Figure content listings ::

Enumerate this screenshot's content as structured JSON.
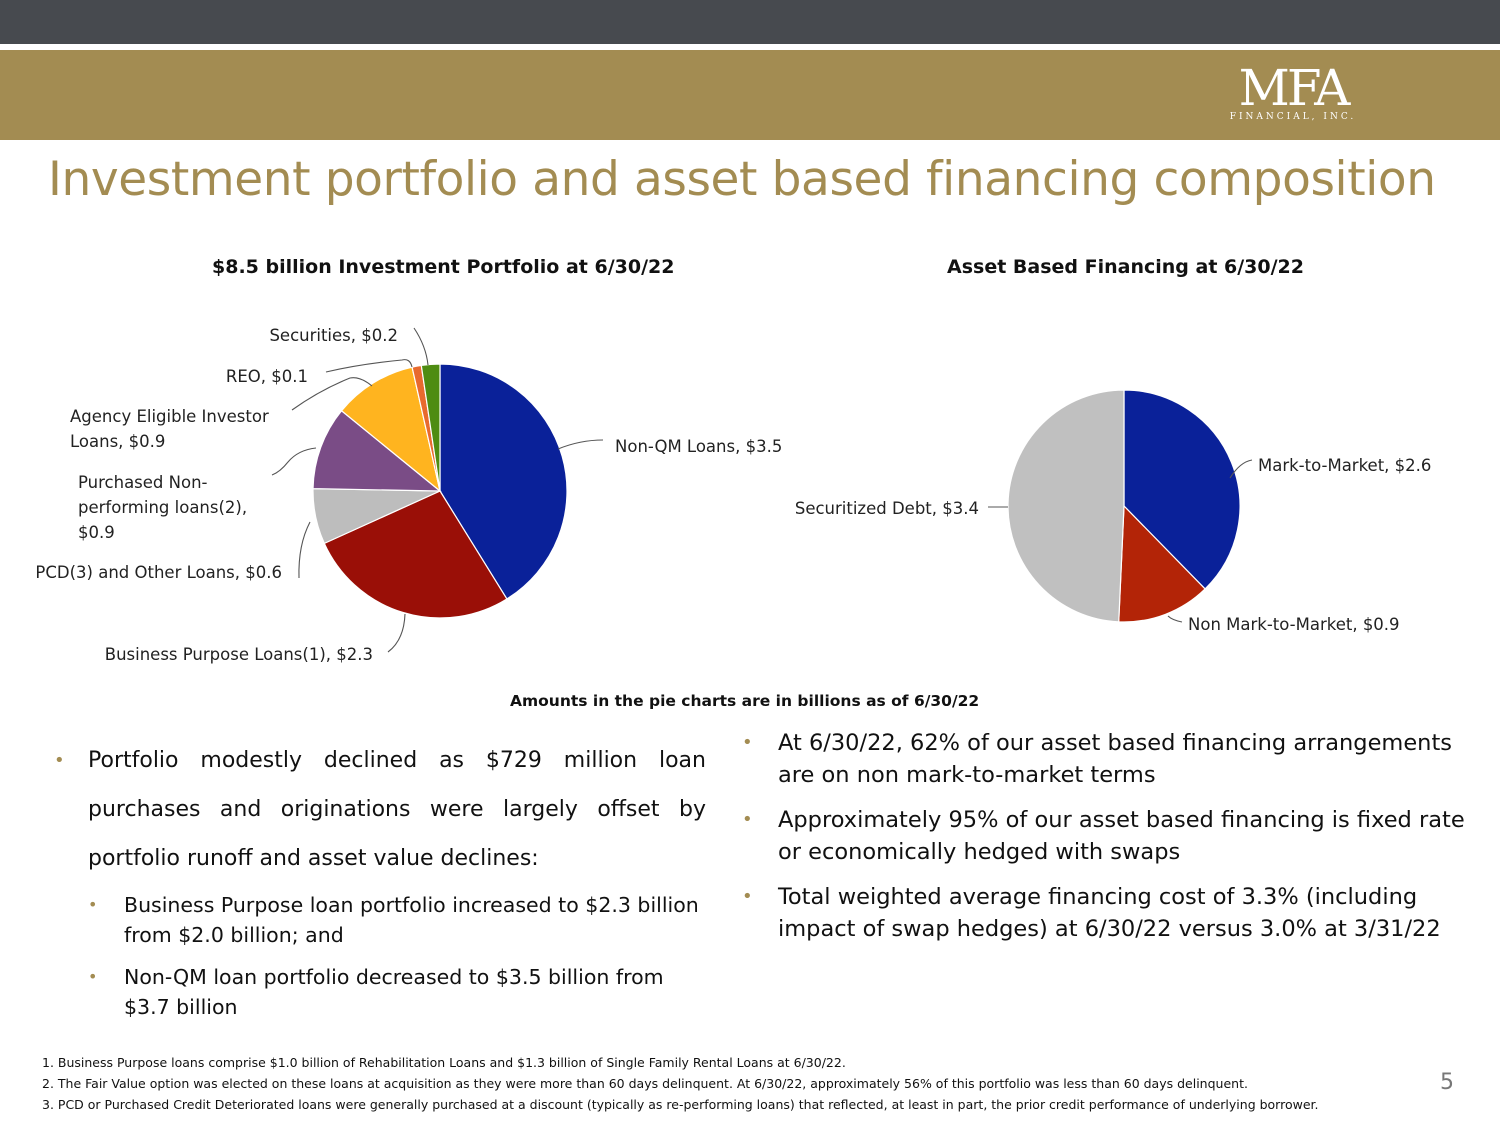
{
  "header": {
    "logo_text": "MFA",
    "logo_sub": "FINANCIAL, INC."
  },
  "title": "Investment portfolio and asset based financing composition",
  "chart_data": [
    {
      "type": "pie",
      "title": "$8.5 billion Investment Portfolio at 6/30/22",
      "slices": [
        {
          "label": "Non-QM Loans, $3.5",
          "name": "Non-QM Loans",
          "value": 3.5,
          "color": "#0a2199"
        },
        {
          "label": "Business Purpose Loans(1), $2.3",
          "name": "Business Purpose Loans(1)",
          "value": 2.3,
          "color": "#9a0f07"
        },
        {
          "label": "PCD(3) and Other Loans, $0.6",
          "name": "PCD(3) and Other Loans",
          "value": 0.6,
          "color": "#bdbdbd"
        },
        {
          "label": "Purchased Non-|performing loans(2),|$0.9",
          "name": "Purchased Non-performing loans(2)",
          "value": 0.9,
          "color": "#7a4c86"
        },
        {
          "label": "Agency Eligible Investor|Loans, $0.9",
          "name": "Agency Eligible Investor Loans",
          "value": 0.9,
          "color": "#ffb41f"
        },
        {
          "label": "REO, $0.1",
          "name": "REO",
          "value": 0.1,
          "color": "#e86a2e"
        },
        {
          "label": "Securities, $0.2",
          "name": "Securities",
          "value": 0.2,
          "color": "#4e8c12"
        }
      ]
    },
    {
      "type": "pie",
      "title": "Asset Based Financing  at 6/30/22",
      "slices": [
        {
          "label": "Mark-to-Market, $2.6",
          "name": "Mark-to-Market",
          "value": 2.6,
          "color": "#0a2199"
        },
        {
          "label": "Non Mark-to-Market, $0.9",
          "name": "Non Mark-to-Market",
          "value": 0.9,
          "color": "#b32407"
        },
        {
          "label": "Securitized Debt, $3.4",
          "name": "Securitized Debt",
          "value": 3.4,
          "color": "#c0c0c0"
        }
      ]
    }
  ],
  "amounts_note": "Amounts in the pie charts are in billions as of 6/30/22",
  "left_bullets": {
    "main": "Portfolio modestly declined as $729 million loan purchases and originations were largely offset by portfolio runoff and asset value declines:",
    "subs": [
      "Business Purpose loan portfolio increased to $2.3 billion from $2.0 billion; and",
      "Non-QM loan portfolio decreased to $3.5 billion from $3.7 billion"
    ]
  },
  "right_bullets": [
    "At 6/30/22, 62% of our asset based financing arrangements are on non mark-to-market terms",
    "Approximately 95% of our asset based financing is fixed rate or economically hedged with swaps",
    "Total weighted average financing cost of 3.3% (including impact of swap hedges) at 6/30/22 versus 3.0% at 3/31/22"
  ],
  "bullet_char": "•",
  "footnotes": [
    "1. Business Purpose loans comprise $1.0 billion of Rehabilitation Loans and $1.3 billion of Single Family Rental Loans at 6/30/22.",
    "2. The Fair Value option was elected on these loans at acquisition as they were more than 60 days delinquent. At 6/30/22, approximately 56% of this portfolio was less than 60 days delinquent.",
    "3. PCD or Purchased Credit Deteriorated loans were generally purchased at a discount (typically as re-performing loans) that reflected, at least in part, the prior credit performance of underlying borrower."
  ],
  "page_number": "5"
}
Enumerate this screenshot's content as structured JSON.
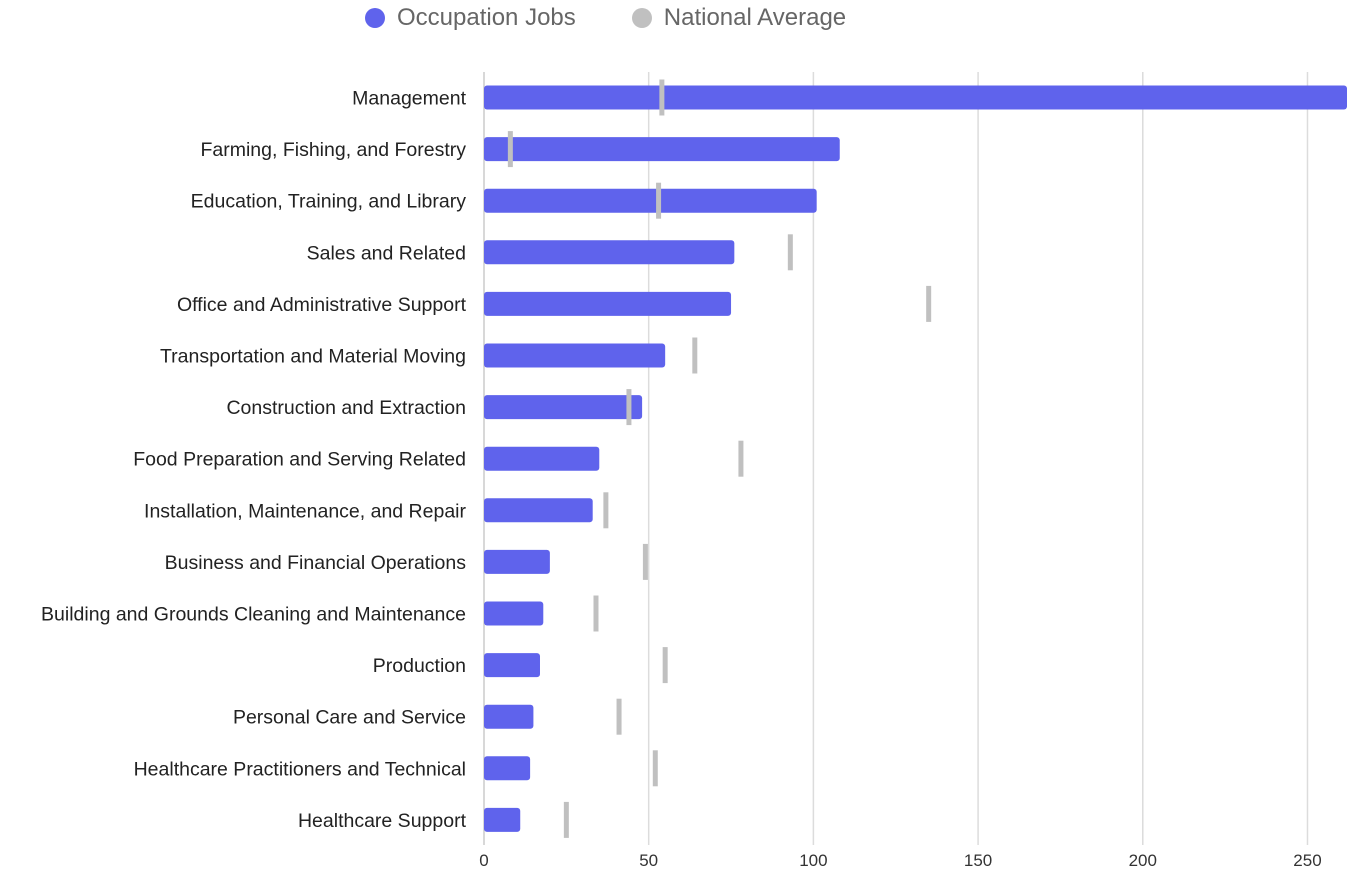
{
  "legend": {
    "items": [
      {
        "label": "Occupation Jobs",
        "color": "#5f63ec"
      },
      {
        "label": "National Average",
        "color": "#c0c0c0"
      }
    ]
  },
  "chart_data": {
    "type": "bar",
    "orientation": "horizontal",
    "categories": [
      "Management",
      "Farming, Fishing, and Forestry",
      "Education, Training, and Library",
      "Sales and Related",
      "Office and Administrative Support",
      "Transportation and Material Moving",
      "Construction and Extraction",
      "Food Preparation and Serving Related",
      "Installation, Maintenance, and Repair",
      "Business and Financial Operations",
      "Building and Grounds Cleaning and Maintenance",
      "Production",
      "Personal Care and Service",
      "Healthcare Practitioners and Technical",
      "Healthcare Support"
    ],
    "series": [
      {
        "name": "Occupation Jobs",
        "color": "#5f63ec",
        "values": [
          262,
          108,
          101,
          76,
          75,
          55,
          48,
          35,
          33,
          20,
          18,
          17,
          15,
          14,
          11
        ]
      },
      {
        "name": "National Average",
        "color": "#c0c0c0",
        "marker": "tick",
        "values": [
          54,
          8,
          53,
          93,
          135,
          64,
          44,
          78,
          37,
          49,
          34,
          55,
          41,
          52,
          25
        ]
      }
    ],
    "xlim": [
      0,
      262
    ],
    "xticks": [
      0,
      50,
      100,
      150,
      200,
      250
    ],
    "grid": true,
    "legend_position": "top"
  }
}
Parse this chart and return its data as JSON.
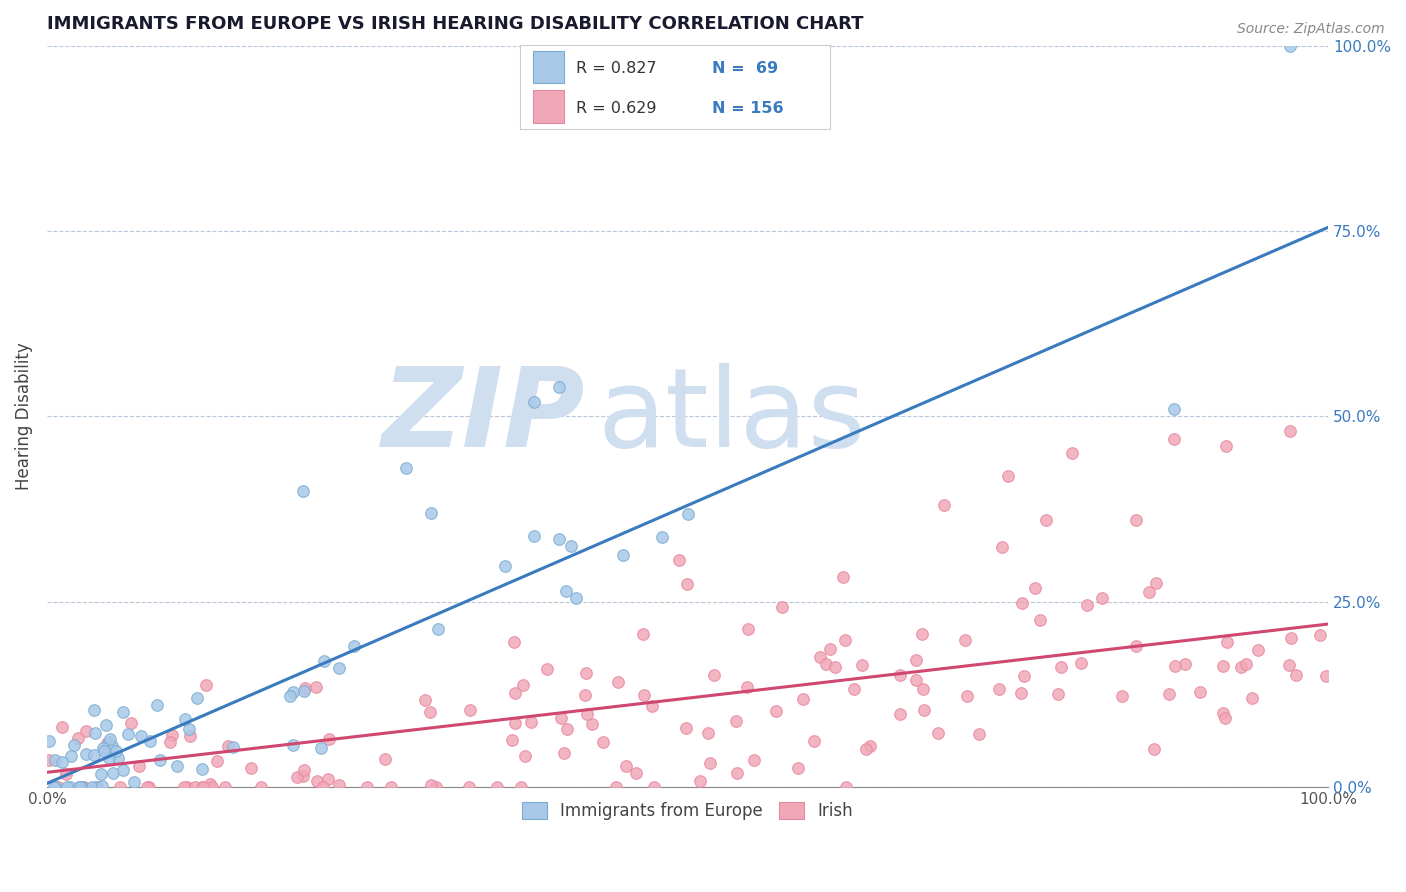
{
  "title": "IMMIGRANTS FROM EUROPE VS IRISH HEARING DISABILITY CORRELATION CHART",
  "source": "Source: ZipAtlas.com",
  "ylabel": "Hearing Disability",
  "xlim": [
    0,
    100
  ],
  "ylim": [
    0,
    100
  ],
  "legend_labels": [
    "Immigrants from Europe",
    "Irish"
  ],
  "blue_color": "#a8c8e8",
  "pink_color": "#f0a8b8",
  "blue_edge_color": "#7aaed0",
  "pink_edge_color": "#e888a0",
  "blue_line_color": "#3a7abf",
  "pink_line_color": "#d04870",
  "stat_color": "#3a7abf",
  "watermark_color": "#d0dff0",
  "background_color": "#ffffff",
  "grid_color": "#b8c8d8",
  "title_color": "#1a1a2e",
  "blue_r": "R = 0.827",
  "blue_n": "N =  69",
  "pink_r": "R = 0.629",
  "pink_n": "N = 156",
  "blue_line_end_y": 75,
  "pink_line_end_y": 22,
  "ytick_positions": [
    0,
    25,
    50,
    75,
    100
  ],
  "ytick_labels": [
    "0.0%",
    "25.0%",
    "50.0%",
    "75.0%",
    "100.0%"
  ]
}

What is being asked :: What is the number of lines holding the word "Business"? State it alone.

Solution to this task :: 5